**Work instructions:** Select every line below containing the word "this".

**Items:**
========
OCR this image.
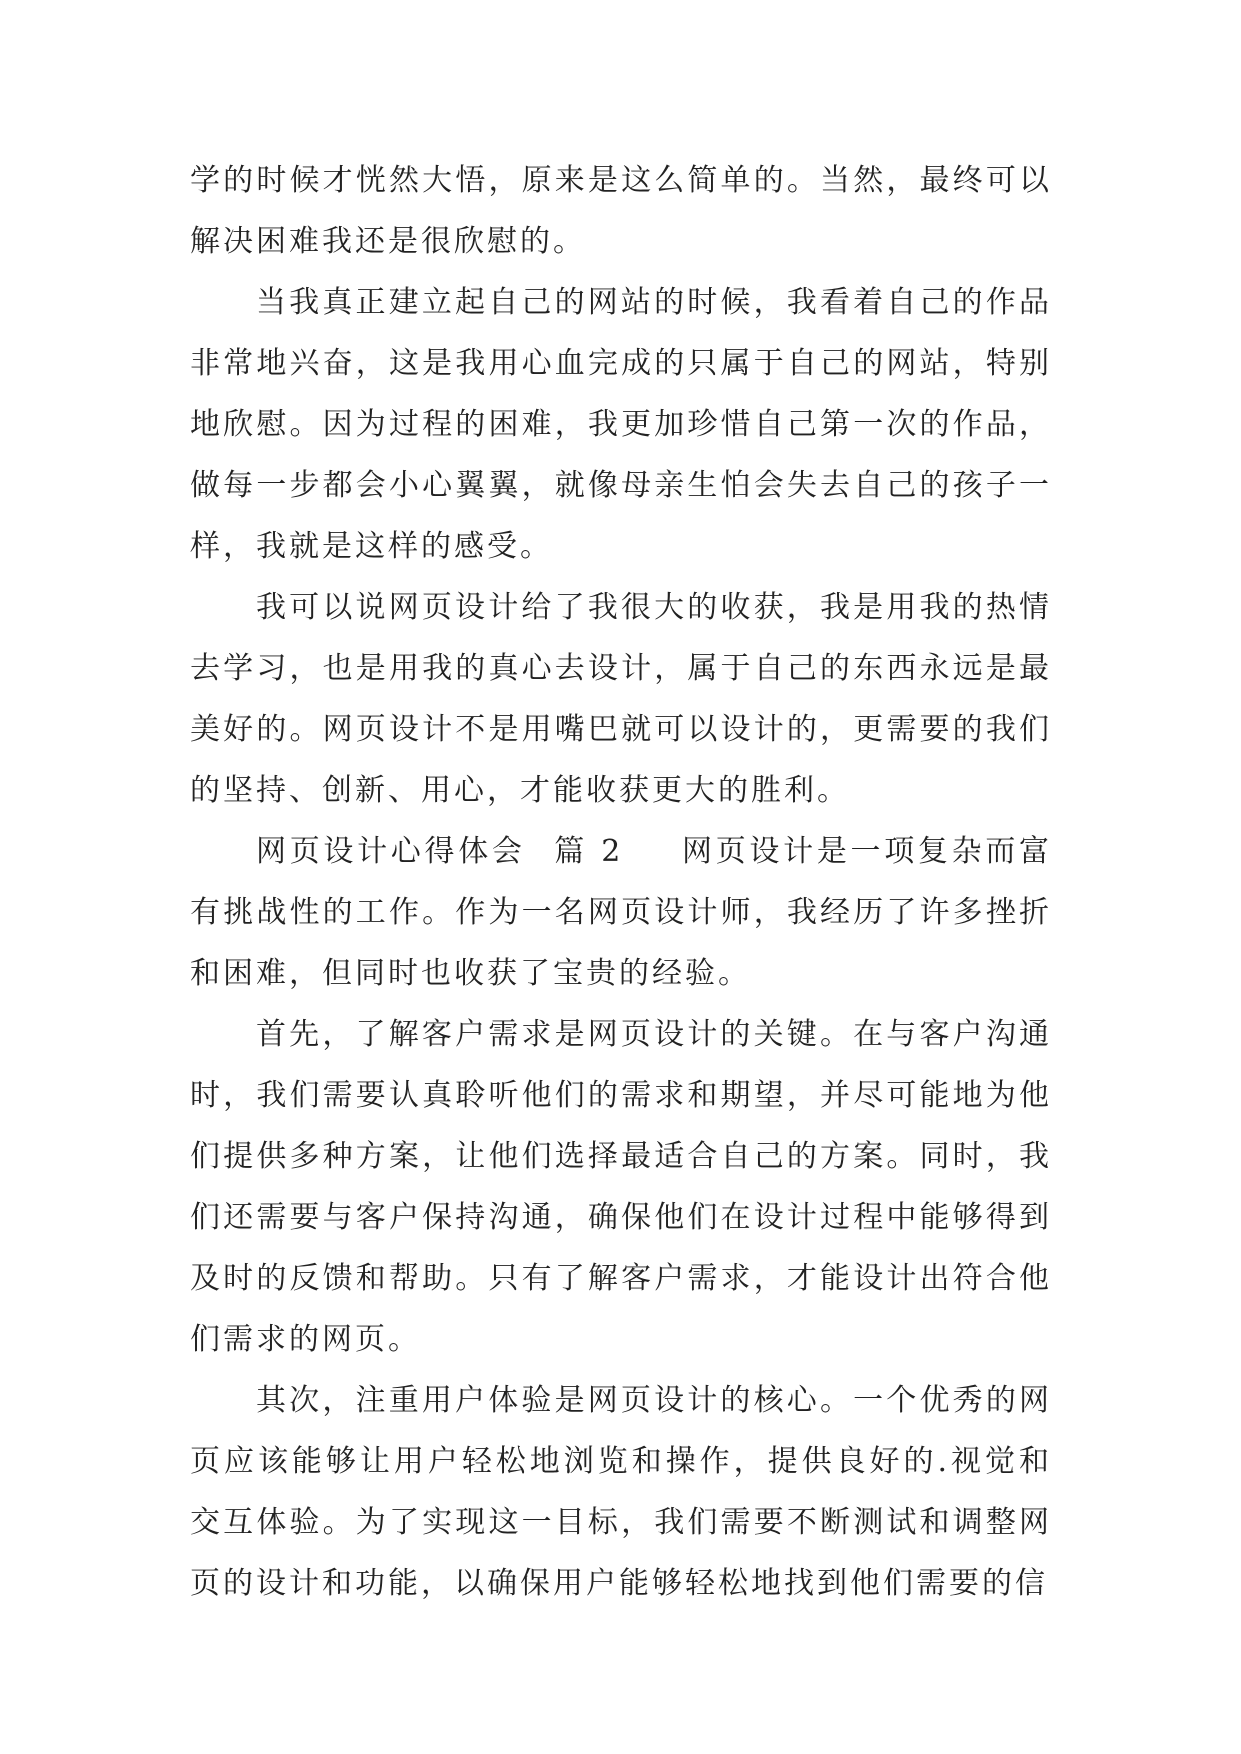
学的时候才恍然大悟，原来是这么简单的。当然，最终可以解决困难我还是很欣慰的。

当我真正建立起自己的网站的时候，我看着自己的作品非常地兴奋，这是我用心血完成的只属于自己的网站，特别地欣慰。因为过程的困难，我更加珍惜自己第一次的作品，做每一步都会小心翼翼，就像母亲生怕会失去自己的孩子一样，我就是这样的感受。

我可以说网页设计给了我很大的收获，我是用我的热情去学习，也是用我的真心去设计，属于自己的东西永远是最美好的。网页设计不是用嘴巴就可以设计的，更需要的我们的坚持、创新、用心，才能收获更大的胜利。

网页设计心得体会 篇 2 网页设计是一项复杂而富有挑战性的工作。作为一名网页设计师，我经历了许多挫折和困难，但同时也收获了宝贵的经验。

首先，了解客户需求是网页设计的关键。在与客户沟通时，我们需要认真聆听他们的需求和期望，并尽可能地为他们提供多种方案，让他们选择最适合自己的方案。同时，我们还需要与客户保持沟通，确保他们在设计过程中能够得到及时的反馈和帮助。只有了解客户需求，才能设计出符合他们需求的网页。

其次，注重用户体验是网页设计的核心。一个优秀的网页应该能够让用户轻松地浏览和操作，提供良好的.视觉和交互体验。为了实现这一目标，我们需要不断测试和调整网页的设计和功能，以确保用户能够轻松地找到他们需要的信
========
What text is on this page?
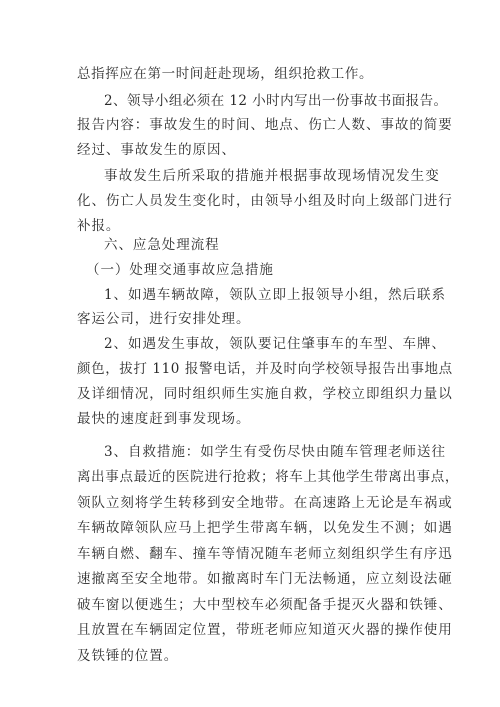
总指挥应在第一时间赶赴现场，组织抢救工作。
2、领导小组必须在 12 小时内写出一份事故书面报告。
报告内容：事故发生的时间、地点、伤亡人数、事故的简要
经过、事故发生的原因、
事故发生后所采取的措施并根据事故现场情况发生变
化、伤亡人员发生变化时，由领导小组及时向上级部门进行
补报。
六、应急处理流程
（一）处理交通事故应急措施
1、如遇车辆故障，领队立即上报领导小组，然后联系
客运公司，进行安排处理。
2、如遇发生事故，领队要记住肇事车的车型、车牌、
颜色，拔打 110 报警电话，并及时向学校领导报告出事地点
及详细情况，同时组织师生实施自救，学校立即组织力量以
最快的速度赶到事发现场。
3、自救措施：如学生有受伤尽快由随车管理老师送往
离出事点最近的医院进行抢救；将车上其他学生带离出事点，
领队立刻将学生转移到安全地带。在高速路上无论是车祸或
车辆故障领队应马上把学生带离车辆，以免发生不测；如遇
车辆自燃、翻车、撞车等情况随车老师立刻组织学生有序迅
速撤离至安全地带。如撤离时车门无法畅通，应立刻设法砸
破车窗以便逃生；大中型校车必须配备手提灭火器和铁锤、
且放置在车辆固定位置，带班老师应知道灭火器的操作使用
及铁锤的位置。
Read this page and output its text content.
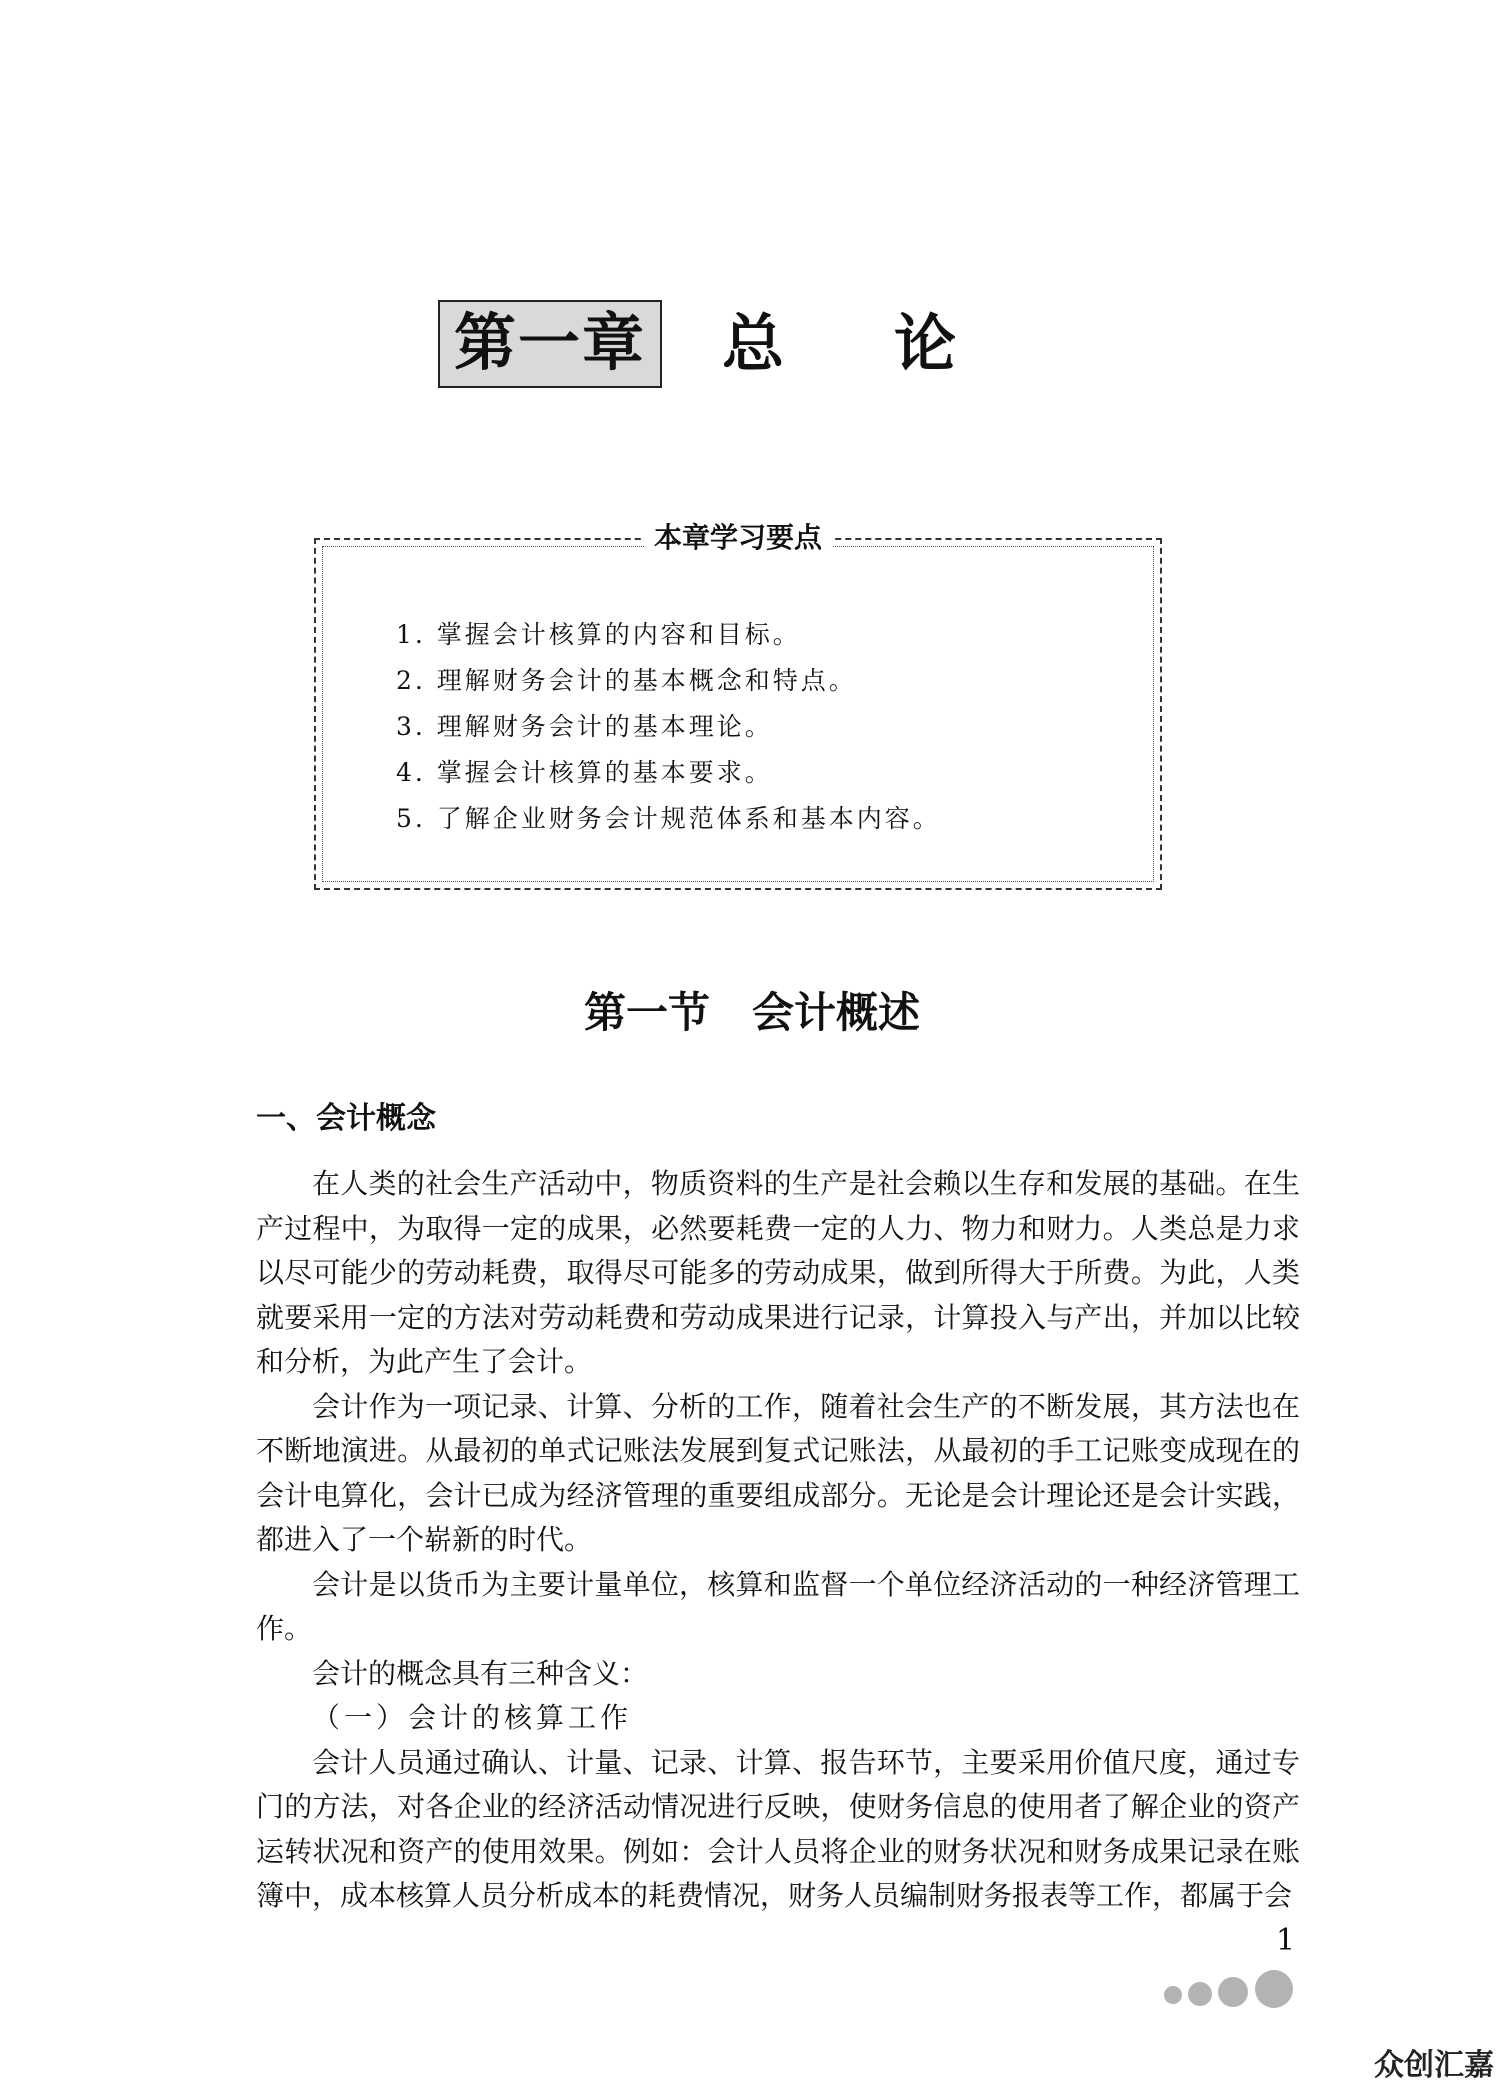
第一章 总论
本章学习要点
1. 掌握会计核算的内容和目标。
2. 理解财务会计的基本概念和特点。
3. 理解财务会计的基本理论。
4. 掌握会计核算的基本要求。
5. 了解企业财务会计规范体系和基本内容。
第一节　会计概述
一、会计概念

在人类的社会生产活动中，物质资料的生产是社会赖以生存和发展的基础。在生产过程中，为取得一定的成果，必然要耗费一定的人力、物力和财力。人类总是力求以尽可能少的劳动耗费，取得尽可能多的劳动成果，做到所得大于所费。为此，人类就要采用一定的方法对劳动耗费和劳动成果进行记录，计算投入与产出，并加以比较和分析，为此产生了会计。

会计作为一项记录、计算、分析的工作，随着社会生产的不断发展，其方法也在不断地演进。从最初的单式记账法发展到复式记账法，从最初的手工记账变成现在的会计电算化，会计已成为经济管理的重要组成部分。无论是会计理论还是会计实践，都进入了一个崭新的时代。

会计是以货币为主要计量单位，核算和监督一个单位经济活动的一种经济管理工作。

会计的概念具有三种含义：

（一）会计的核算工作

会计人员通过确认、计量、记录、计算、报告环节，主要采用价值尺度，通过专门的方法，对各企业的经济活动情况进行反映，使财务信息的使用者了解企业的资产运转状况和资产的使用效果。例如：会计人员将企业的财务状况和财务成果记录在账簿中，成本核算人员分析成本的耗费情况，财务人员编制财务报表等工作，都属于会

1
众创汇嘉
========
**Answer to the exercise:**
OCR this image.
What text is on this page?
Read this page and output its text content.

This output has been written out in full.